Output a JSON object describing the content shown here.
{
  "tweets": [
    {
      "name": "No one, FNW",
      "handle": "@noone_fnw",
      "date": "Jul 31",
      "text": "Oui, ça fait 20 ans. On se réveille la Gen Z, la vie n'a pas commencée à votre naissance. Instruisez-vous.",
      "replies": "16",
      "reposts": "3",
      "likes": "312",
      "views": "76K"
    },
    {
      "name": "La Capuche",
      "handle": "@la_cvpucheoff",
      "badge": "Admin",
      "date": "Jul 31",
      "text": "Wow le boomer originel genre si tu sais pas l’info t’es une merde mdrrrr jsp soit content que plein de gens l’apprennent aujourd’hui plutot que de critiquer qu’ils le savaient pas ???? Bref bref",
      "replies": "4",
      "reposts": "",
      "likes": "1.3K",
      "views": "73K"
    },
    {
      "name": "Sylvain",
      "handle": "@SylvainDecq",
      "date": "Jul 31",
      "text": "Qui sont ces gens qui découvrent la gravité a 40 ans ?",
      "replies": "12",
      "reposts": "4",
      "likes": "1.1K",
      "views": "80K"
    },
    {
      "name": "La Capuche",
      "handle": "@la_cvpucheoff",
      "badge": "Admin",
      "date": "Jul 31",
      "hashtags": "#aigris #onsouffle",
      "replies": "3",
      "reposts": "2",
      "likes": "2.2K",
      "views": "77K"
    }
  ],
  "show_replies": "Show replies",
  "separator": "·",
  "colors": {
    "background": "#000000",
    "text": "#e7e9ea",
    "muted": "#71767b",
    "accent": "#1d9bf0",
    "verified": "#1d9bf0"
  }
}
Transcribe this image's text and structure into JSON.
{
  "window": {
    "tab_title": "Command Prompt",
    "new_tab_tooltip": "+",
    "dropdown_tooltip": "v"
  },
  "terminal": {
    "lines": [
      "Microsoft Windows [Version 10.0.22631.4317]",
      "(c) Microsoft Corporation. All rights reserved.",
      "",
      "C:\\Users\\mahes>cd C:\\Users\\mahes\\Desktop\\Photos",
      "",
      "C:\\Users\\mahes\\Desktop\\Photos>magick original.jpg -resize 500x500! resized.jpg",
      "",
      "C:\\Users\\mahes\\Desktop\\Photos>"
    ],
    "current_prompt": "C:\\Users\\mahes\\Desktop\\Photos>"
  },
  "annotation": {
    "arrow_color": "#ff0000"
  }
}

::::

▸ **Required task**
Write out every entry exactly as given.

▸ **Expected answer**
Output a JSON object describing the content shown here.
{
  "tweets": [
    {
      "name": "No one, FNW",
      "handle": "@noone_fnw",
      "date": "Jul 31",
      "text": "Oui, ça fait 20 ans. On se réveille la Gen Z, la vie n'a pas commencée à votre naissance. Instruisez-vous.",
      "replies": "16",
      "reposts": "3",
      "likes": "312",
      "views": "76K"
    },
    {
      "name": "La Capuche",
      "handle": "@la_cvpucheoff",
      "badge": "Admin",
      "date": "Jul 31",
      "text": "Wow le boomer originel genre si tu sais pas l’info t’es une merde mdrrrr jsp soit content que plein de gens l’apprennent aujourd’hui plutot que de critiquer qu’ils le savaient pas ???? Bref bref",
      "replies": "4",
      "reposts": "",
      "likes": "1.3K",
      "views": "73K"
    },
    {
      "name": "Sylvain",
      "handle": "@SylvainDecq",
      "date": "Jul 31",
      "text": "Qui sont ces gens qui découvrent la gravité a 40 ans ?",
      "replies": "12",
      "reposts": "4",
      "likes": "1.1K",
      "views": "80K"
    },
    {
      "name": "La Capuche",
      "handle": "@la_cvpucheoff",
      "badge": "Admin",
      "date": "Jul 31",
      "hashtags": "#aigris #onsouffle",
      "replies": "3",
      "reposts": "2",
      "likes": "2.2K",
      "views": "77K"
    }
  ],
  "show_replies": "Show replies",
  "separator": "·",
  "colors": {
    "background": "#000000",
    "text": "#e7e9ea",
    "muted": "#71767b",
    "accent": "#1d9bf0",
    "verified": "#1d9bf0"
  }
}
Transcribe this image's text and structure into JSON.
{
  "window": {
    "tab_title": "Command Prompt",
    "new_tab_tooltip": "+",
    "dropdown_tooltip": "v"
  },
  "terminal": {
    "lines": [
      "Microsoft Windows [Version 10.0.22631.4317]",
      "(c) Microsoft Corporation. All rights reserved.",
      "",
      "C:\\Users\\mahes>cd C:\\Users\\mahes\\Desktop\\Photos",
      "",
      "C:\\Users\\mahes\\Desktop\\Photos>magick original.jpg -resize 500x500! resized.jpg",
      "",
      "C:\\Users\\mahes\\Desktop\\Photos>"
    ],
    "current_prompt": "C:\\Users\\mahes\\Desktop\\Photos>"
  },
  "annotation": {
    "arrow_color": "#ff0000"
  }
}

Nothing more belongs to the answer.